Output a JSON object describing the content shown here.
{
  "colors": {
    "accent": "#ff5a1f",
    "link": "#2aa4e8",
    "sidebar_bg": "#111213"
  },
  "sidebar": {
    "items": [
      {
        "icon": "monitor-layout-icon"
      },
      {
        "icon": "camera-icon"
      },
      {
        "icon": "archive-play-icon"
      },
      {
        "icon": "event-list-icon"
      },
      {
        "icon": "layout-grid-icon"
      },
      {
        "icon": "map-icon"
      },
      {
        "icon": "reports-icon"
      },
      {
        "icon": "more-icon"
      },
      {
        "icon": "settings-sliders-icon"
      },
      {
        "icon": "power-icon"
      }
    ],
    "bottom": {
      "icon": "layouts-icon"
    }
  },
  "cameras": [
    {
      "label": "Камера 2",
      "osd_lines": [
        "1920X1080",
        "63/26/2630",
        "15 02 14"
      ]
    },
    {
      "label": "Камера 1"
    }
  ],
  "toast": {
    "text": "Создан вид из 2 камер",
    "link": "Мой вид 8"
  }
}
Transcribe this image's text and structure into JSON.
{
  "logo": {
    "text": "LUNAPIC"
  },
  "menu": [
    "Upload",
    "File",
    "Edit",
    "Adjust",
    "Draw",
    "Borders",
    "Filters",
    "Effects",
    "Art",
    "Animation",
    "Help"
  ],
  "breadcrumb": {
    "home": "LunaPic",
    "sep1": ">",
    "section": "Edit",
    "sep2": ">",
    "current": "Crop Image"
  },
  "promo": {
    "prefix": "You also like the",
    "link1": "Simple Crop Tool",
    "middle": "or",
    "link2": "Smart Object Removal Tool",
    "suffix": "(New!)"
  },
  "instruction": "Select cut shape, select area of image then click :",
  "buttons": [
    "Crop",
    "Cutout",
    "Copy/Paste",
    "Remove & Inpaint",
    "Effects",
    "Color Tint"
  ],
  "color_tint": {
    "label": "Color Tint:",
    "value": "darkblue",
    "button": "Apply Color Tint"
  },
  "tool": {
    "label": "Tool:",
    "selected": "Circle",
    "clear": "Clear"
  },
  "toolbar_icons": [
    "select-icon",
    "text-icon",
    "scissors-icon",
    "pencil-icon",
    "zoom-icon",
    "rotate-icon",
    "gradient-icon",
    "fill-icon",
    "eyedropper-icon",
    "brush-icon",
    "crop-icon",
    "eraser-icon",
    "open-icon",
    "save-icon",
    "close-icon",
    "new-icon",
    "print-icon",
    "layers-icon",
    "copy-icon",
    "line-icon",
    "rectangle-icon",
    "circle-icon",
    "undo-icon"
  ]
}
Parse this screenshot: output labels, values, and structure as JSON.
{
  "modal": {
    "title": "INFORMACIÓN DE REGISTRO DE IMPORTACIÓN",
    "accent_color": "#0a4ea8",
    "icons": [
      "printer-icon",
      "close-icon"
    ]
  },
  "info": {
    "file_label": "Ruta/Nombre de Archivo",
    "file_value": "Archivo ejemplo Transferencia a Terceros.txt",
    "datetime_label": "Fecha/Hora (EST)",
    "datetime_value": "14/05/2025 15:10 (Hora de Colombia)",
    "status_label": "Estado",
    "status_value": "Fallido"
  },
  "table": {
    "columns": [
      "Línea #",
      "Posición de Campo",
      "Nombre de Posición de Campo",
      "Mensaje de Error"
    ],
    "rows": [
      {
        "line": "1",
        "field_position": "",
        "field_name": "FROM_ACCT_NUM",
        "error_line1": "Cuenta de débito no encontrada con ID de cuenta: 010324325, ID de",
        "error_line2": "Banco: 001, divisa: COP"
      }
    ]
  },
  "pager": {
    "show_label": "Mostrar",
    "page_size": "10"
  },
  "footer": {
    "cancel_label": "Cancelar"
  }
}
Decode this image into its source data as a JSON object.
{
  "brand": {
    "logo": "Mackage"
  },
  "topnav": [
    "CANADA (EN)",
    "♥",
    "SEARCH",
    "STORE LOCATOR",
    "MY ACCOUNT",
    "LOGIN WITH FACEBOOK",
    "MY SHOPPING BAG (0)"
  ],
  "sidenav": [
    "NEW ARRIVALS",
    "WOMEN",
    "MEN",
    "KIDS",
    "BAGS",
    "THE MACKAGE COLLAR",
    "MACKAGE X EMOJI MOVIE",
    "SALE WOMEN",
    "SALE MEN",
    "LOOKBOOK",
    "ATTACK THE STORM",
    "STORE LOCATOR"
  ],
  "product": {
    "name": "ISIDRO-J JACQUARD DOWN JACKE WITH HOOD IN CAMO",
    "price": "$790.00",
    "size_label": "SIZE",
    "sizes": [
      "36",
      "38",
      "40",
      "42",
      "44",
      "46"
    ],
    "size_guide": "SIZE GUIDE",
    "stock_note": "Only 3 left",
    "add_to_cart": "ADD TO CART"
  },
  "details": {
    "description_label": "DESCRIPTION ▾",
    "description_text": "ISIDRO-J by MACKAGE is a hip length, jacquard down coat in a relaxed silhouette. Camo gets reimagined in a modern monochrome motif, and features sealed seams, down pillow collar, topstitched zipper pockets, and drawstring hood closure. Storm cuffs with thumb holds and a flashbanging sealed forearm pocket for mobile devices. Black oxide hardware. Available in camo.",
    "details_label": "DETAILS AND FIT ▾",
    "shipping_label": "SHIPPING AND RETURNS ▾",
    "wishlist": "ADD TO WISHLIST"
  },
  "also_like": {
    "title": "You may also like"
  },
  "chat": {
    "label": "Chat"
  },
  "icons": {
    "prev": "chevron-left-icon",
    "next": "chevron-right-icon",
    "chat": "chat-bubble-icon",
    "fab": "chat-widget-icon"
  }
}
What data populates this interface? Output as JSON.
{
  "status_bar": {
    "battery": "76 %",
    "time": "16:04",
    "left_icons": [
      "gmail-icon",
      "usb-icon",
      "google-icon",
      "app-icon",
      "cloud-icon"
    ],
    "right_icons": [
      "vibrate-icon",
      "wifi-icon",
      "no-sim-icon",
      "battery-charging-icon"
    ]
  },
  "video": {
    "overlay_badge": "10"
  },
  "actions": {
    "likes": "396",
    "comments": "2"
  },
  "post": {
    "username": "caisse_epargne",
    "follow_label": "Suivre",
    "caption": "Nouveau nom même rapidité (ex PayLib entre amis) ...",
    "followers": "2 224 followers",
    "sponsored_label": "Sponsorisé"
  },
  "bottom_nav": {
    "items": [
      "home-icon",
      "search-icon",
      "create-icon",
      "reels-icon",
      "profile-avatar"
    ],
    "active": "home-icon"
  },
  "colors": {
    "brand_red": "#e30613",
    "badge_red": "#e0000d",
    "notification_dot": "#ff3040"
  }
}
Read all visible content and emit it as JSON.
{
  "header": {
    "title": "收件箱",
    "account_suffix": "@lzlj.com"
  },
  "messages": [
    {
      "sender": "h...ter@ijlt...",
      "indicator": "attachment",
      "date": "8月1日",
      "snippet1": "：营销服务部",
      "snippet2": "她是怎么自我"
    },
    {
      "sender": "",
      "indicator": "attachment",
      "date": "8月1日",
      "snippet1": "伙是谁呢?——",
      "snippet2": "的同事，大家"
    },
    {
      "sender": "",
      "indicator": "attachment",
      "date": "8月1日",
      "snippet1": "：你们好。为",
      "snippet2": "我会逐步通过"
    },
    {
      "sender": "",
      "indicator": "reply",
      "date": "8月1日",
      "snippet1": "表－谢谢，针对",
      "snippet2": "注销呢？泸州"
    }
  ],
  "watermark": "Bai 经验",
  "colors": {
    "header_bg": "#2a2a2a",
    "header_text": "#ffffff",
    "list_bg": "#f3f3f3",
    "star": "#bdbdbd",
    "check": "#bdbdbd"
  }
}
==============================
▶ **Brief**
Exactly reproduce every line of the records.

▶ **Reply**
Output a JSON object describing the content shown here.
{
  "colors": {
    "accent": "#ff5a1f",
    "link": "#2aa4e8",
    "sidebar_bg": "#111213"
  },
  "sidebar": {
    "items": [
      {
        "icon": "monitor-layout-icon"
      },
      {
        "icon": "camera-icon"
      },
      {
        "icon": "archive-play-icon"
      },
      {
        "icon": "event-list-icon"
      },
      {
        "icon": "layout-grid-icon"
      },
      {
        "icon": "map-icon"
      },
      {
        "icon": "reports-icon"
      },
      {
        "icon": "more-icon"
      },
      {
        "icon": "settings-sliders-icon"
      },
      {
        "icon": "power-icon"
      }
    ],
    "bottom": {
      "icon": "layouts-icon"
    }
  },
  "cameras": [
    {
      "label": "Камера 2",
      "osd_lines": [
        "1920X1080",
        "63/26/2630",
        "15 02 14"
      ]
    },
    {
      "label": "Камера 1"
    }
  ],
  "toast": {
    "text": "Создан вид из 2 камер",
    "link": "Мой вид 8"
  }
}
Transcribe this image's text and structure into JSON.
{
  "logo": {
    "text": "LUNAPIC"
  },
  "menu": [
    "Upload",
    "File",
    "Edit",
    "Adjust",
    "Draw",
    "Borders",
    "Filters",
    "Effects",
    "Art",
    "Animation",
    "Help"
  ],
  "breadcrumb": {
    "home": "LunaPic",
    "sep1": ">",
    "section": "Edit",
    "sep2": ">",
    "current": "Crop Image"
  },
  "promo": {
    "prefix": "You also like the",
    "link1": "Simple Crop Tool",
    "middle": "or",
    "link2": "Smart Object Removal Tool",
    "suffix": "(New!)"
  },
  "instruction": "Select cut shape, select area of image then click :",
  "buttons": [
    "Crop",
    "Cutout",
    "Copy/Paste",
    "Remove & Inpaint",
    "Effects",
    "Color Tint"
  ],
  "color_tint": {
    "label": "Color Tint:",
    "value": "darkblue",
    "button": "Apply Color Tint"
  },
  "tool": {
    "label": "Tool:",
    "selected": "Circle",
    "clear": "Clear"
  },
  "toolbar_icons": [
    "select-icon",
    "text-icon",
    "scissors-icon",
    "pencil-icon",
    "zoom-icon",
    "rotate-icon",
    "gradient-icon",
    "fill-icon",
    "eyedropper-icon",
    "brush-icon",
    "crop-icon",
    "eraser-icon",
    "open-icon",
    "save-icon",
    "close-icon",
    "new-icon",
    "print-icon",
    "layers-icon",
    "copy-icon",
    "line-icon",
    "rectangle-icon",
    "circle-icon",
    "undo-icon"
  ]
}
Parse this screenshot: output labels, values, and structure as JSON.
{
  "modal": {
    "title": "INFORMACIÓN DE REGISTRO DE IMPORTACIÓN",
    "accent_color": "#0a4ea8",
    "icons": [
      "printer-icon",
      "close-icon"
    ]
  },
  "info": {
    "file_label": "Ruta/Nombre de Archivo",
    "file_value": "Archivo ejemplo Transferencia a Terceros.txt",
    "datetime_label": "Fecha/Hora (EST)",
    "datetime_value": "14/05/2025 15:10 (Hora de Colombia)",
    "status_label": "Estado",
    "status_value": "Fallido"
  },
  "table": {
    "columns": [
      "Línea #",
      "Posición de Campo",
      "Nombre de Posición de Campo",
      "Mensaje de Error"
    ],
    "rows": [
      {
        "line": "1",
        "field_position": "",
        "field_name": "FROM_ACCT_NUM",
        "error_line1": "Cuenta de débito no encontrada con ID de cuenta: 010324325, ID de",
        "error_line2": "Banco: 001, divisa: COP"
      }
    ]
  },
  "pager": {
    "show_label": "Mostrar",
    "page_size": "10"
  },
  "footer": {
    "cancel_label": "Cancelar"
  }
}
Decode this image into its source data as a JSON object.
{
  "brand": {
    "logo": "Mackage"
  },
  "topnav": [
    "CANADA (EN)",
    "♥",
    "SEARCH",
    "STORE LOCATOR",
    "MY ACCOUNT",
    "LOGIN WITH FACEBOOK",
    "MY SHOPPING BAG (0)"
  ],
  "sidenav": [
    "NEW ARRIVALS",
    "WOMEN",
    "MEN",
    "KIDS",
    "BAGS",
    "THE MACKAGE COLLAR",
    "MACKAGE X EMOJI MOVIE",
    "SALE WOMEN",
    "SALE MEN",
    "LOOKBOOK",
    "ATTACK THE STORM",
    "STORE LOCATOR"
  ],
  "product": {
    "name": "ISIDRO-J JACQUARD DOWN JACKE WITH HOOD IN CAMO",
    "price": "$790.00",
    "size_label": "SIZE",
    "sizes": [
      "36",
      "38",
      "40",
      "42",
      "44",
      "46"
    ],
    "size_guide": "SIZE GUIDE",
    "stock_note": "Only 3 left",
    "add_to_cart": "ADD TO CART"
  },
  "details": {
    "description_label": "DESCRIPTION ▾",
    "description_text": "ISIDRO-J by MACKAGE is a hip length, jacquard down coat in a relaxed silhouette. Camo gets reimagined in a modern monochrome motif, and features sealed seams, down pillow collar, topstitched zipper pockets, and drawstring hood closure. Storm cuffs with thumb holds and a flashbanging sealed forearm pocket for mobile devices. Black oxide hardware. Available in camo.",
    "details_label": "DETAILS AND FIT ▾",
    "shipping_label": "SHIPPING AND RETURNS ▾",
    "wishlist": "ADD TO WISHLIST"
  },
  "also_like": {
    "title": "You may also like"
  },
  "chat": {
    "label": "Chat"
  },
  "icons": {
    "prev": "chevron-left-icon",
    "next": "chevron-right-icon",
    "chat": "chat-bubble-icon",
    "fab": "chat-widget-icon"
  }
}
What data populates this interface? Output as JSON.
{
  "status_bar": {
    "battery": "76 %",
    "time": "16:04",
    "left_icons": [
      "gmail-icon",
      "usb-icon",
      "google-icon",
      "app-icon",
      "cloud-icon"
    ],
    "right_icons": [
      "vibrate-icon",
      "wifi-icon",
      "no-sim-icon",
      "battery-charging-icon"
    ]
  },
  "video": {
    "overlay_badge": "10"
  },
  "actions": {
    "likes": "396",
    "comments": "2"
  },
  "post": {
    "username": "caisse_epargne",
    "follow_label": "Suivre",
    "caption": "Nouveau nom même rapidité (ex PayLib entre amis) ...",
    "followers": "2 224 followers",
    "sponsored_label": "Sponsorisé"
  },
  "bottom_nav": {
    "items": [
      "home-icon",
      "search-icon",
      "create-icon",
      "reels-icon",
      "profile-avatar"
    ],
    "active": "home-icon"
  },
  "colors": {
    "brand_red": "#e30613",
    "badge_red": "#e0000d",
    "notification_dot": "#ff3040"
  }
}
Read all visible content and emit it as JSON.
{
  "header": {
    "title": "收件箱",
    "account_suffix": "@lzlj.com"
  },
  "messages": [
    {
      "sender": "h...ter@ijlt...",
      "indicator": "attachment",
      "date": "8月1日",
      "snippet1": "：营销服务部",
      "snippet2": "她是怎么自我"
    },
    {
      "sender": "",
      "indicator": "attachment",
      "date": "8月1日",
      "snippet1": "伙是谁呢?——",
      "snippet2": "的同事，大家"
    },
    {
      "sender": "",
      "indicator": "attachment",
      "date": "8月1日",
      "snippet1": "：你们好。为",
      "snippet2": "我会逐步通过"
    },
    {
      "sender": "",
      "indicator": "reply",
      "date": "8月1日",
      "snippet1": "表－谢谢，针对",
      "snippet2": "注销呢？泸州"
    }
  ],
  "watermark": "Bai 经验",
  "colors": {
    "header_bg": "#2a2a2a",
    "header_text": "#ffffff",
    "list_bg": "#f3f3f3",
    "star": "#bdbdbd",
    "check": "#bdbdbd"
  }
}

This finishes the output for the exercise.